Dataset records

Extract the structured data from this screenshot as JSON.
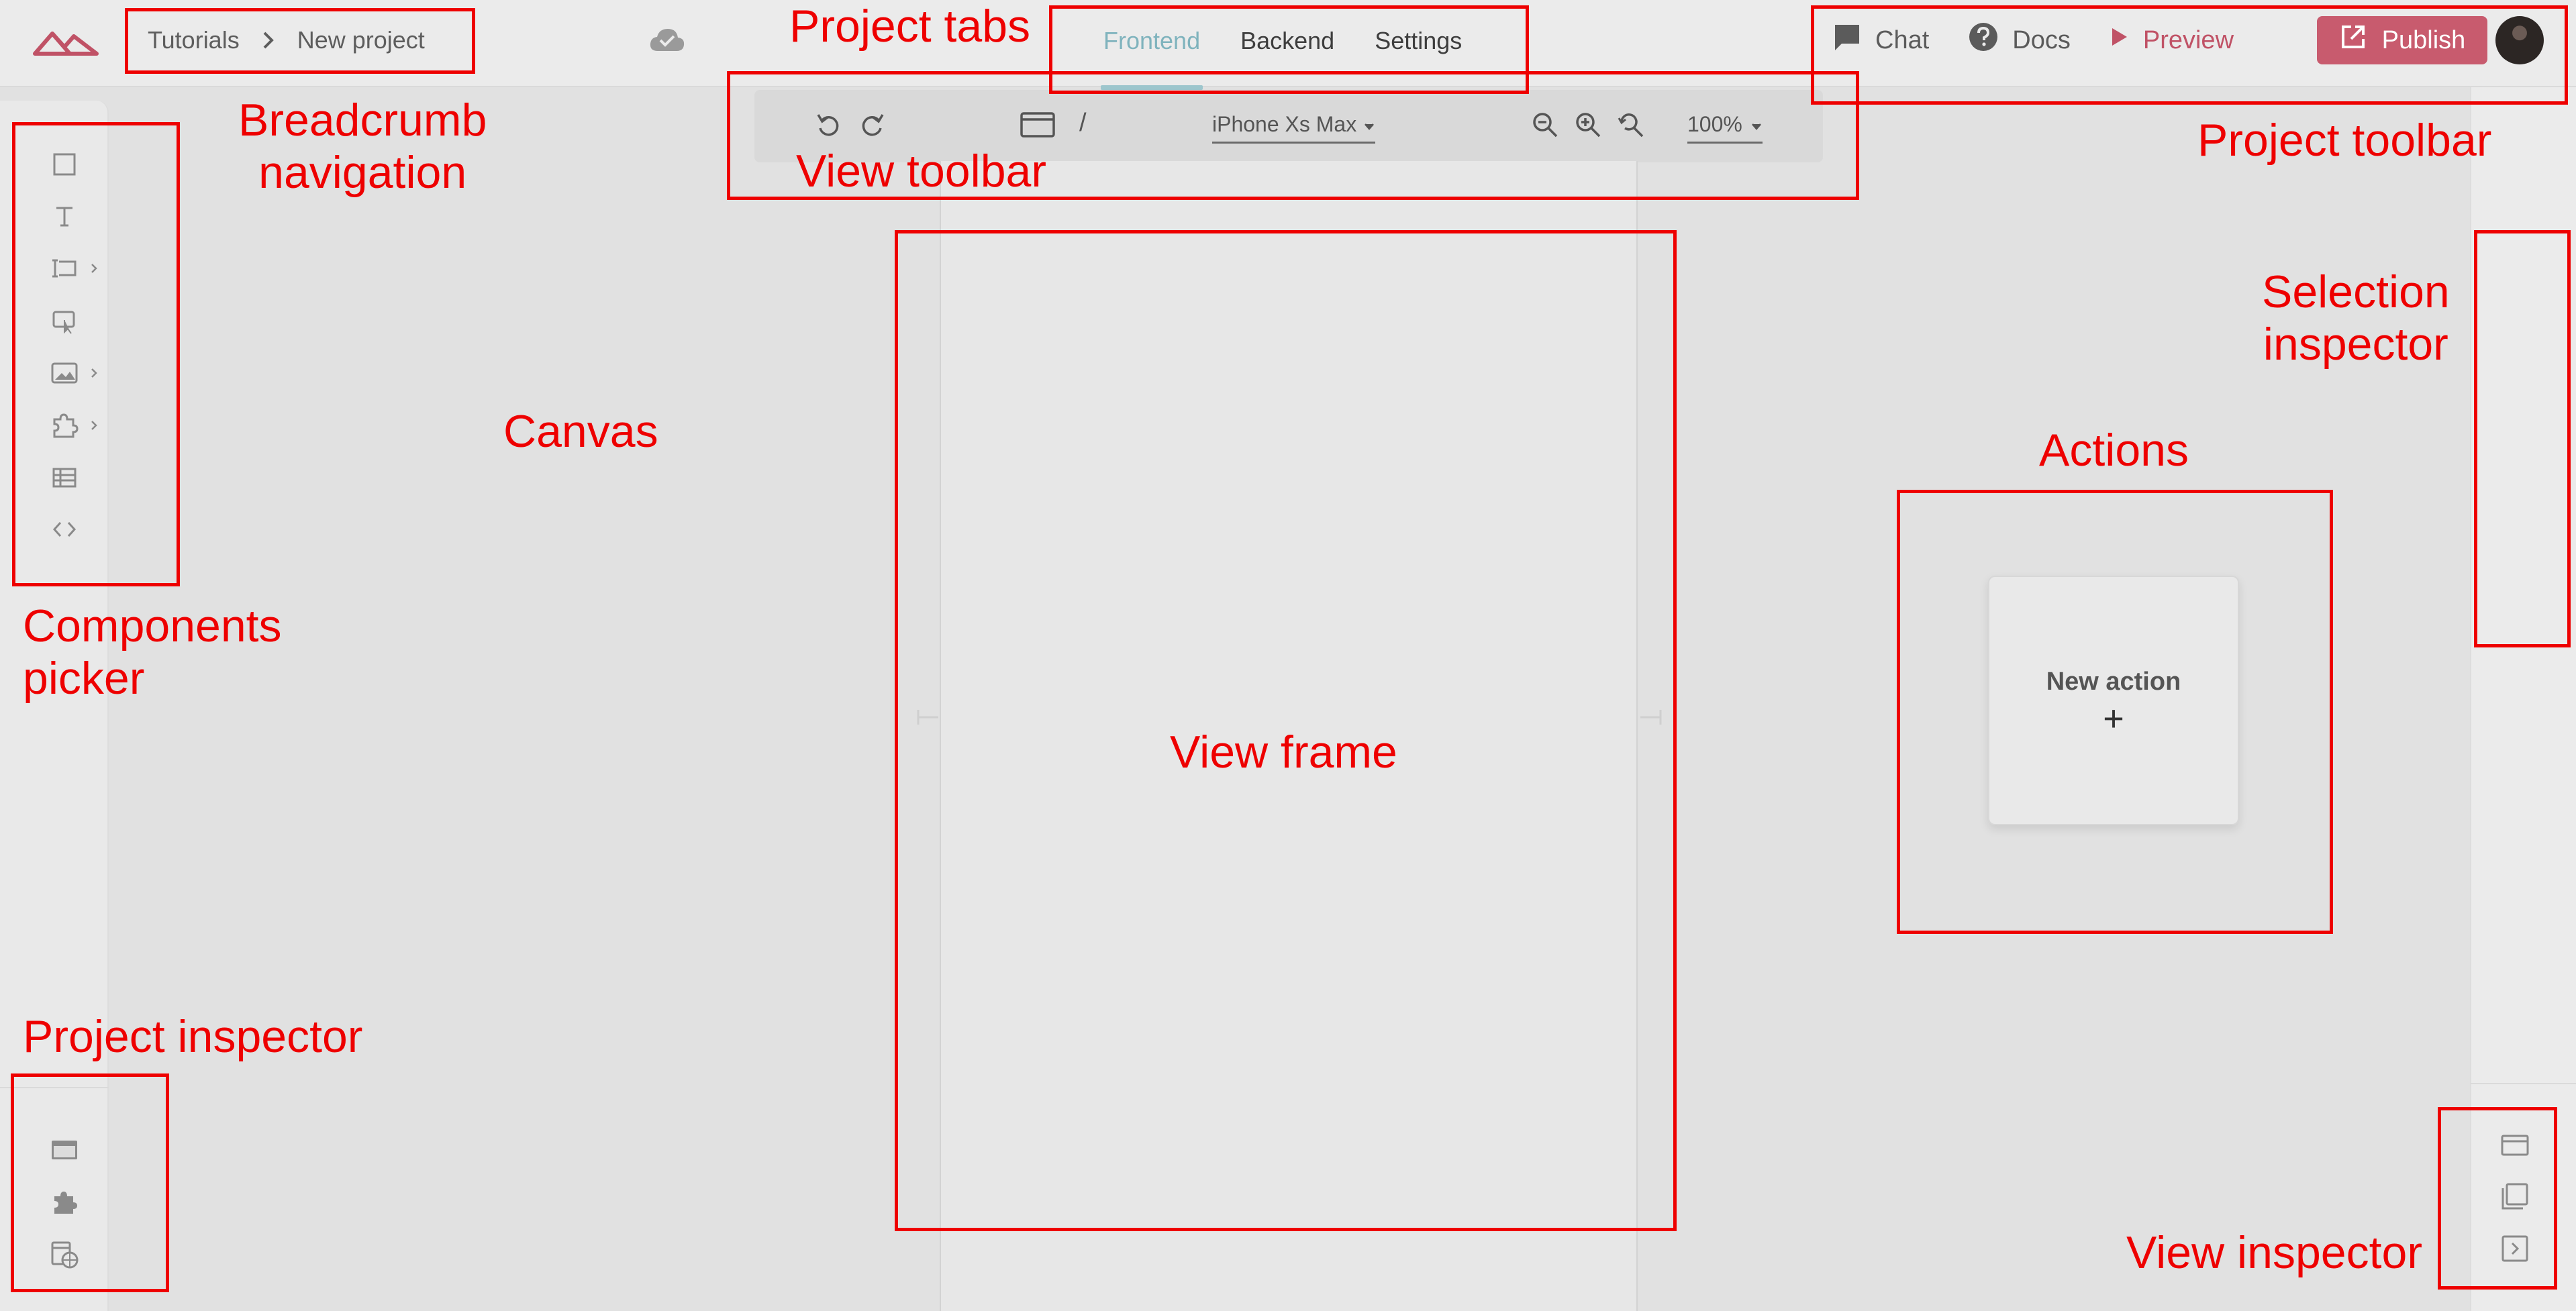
{
  "app": {
    "logo_icon": "brand-logo-icon",
    "save_status_icon": "cloud-check-icon"
  },
  "breadcrumb": {
    "items": [
      "Tutorials",
      "New project"
    ],
    "separator_icon": "chevron-right-icon"
  },
  "tabs": [
    {
      "label": "Frontend",
      "active": true
    },
    {
      "label": "Backend",
      "active": false
    },
    {
      "label": "Settings",
      "active": false
    }
  ],
  "project_toolbar": {
    "chat": {
      "label": "Chat",
      "icon": "chat-bubble-icon"
    },
    "docs": {
      "label": "Docs",
      "icon": "help-circle-icon"
    },
    "preview": {
      "label": "Preview",
      "icon": "play-icon"
    },
    "publish": {
      "label": "Publish",
      "icon": "external-link-icon"
    },
    "avatar_icon": "user-avatar"
  },
  "view_toolbar": {
    "undo_icon": "undo-icon",
    "redo_icon": "redo-icon",
    "view_icon": "window-icon",
    "path": "/",
    "device": "iPhone Xs Max",
    "zoom_out_icon": "zoom-out-icon",
    "zoom_in_icon": "zoom-in-icon",
    "zoom_reset_icon": "zoom-reset-icon",
    "zoom": "100%"
  },
  "components_picker": [
    {
      "name": "container",
      "icon": "square-icon",
      "has_submenu": false
    },
    {
      "name": "text",
      "icon": "text-icon",
      "has_submenu": false
    },
    {
      "name": "input",
      "icon": "input-icon",
      "has_submenu": true
    },
    {
      "name": "button",
      "icon": "button-icon",
      "has_submenu": false
    },
    {
      "name": "media",
      "icon": "image-icon",
      "has_submenu": true
    },
    {
      "name": "plugins",
      "icon": "puzzle-icon",
      "has_submenu": true
    },
    {
      "name": "table",
      "icon": "table-icon",
      "has_submenu": false
    },
    {
      "name": "code",
      "icon": "code-icon",
      "has_submenu": false
    }
  ],
  "project_inspector": [
    "views-icon",
    "plugins-icon",
    "database-icon"
  ],
  "view_inspector": [
    "view-icon",
    "layers-icon",
    "expand-panel-icon"
  ],
  "actions": {
    "new_action_label": "New action",
    "add_symbol": "+"
  },
  "annotations": {
    "breadcrumb": "Breadcrumb\nnavigation",
    "project_tabs": "Project tabs",
    "project_toolbar": "Project toolbar",
    "view_toolbar": "View toolbar",
    "components_picker": "Components\npicker",
    "canvas": "Canvas",
    "view_frame": "View frame",
    "actions": "Actions",
    "selection_inspector": "Selection\ninspector",
    "project_inspector": "Project inspector",
    "view_inspector": "View inspector"
  },
  "colors": {
    "accent_teal": "#7fb3bd",
    "brand_red": "#c85b6e",
    "annotation_red": "#ee0000"
  }
}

**Written request:** Please repeat the entries exactly. Do not include the pictures.

**Task solution:**
Extract the structured data from this screenshot as JSON.
{
  "app": {
    "logo_icon": "brand-logo-icon",
    "save_status_icon": "cloud-check-icon"
  },
  "breadcrumb": {
    "items": [
      "Tutorials",
      "New project"
    ],
    "separator_icon": "chevron-right-icon"
  },
  "tabs": [
    {
      "label": "Frontend",
      "active": true
    },
    {
      "label": "Backend",
      "active": false
    },
    {
      "label": "Settings",
      "active": false
    }
  ],
  "project_toolbar": {
    "chat": {
      "label": "Chat",
      "icon": "chat-bubble-icon"
    },
    "docs": {
      "label": "Docs",
      "icon": "help-circle-icon"
    },
    "preview": {
      "label": "Preview",
      "icon": "play-icon"
    },
    "publish": {
      "label": "Publish",
      "icon": "external-link-icon"
    },
    "avatar_icon": "user-avatar"
  },
  "view_toolbar": {
    "undo_icon": "undo-icon",
    "redo_icon": "redo-icon",
    "view_icon": "window-icon",
    "path": "/",
    "device": "iPhone Xs Max",
    "zoom_out_icon": "zoom-out-icon",
    "zoom_in_icon": "zoom-in-icon",
    "zoom_reset_icon": "zoom-reset-icon",
    "zoom": "100%"
  },
  "components_picker": [
    {
      "name": "container",
      "icon": "square-icon",
      "has_submenu": false
    },
    {
      "name": "text",
      "icon": "text-icon",
      "has_submenu": false
    },
    {
      "name": "input",
      "icon": "input-icon",
      "has_submenu": true
    },
    {
      "name": "button",
      "icon": "button-icon",
      "has_submenu": false
    },
    {
      "name": "media",
      "icon": "image-icon",
      "has_submenu": true
    },
    {
      "name": "plugins",
      "icon": "puzzle-icon",
      "has_submenu": true
    },
    {
      "name": "table",
      "icon": "table-icon",
      "has_submenu": false
    },
    {
      "name": "code",
      "icon": "code-icon",
      "has_submenu": false
    }
  ],
  "project_inspector": [
    "views-icon",
    "plugins-icon",
    "database-icon"
  ],
  "view_inspector": [
    "view-icon",
    "layers-icon",
    "expand-panel-icon"
  ],
  "actions": {
    "new_action_label": "New action",
    "add_symbol": "+"
  },
  "annotations": {
    "breadcrumb": "Breadcrumb\nnavigation",
    "project_tabs": "Project tabs",
    "project_toolbar": "Project toolbar",
    "view_toolbar": "View toolbar",
    "components_picker": "Components\npicker",
    "canvas": "Canvas",
    "view_frame": "View frame",
    "actions": "Actions",
    "selection_inspector": "Selection\ninspector",
    "project_inspector": "Project inspector",
    "view_inspector": "View inspector"
  },
  "colors": {
    "accent_teal": "#7fb3bd",
    "brand_red": "#c85b6e",
    "annotation_red": "#ee0000"
  }
}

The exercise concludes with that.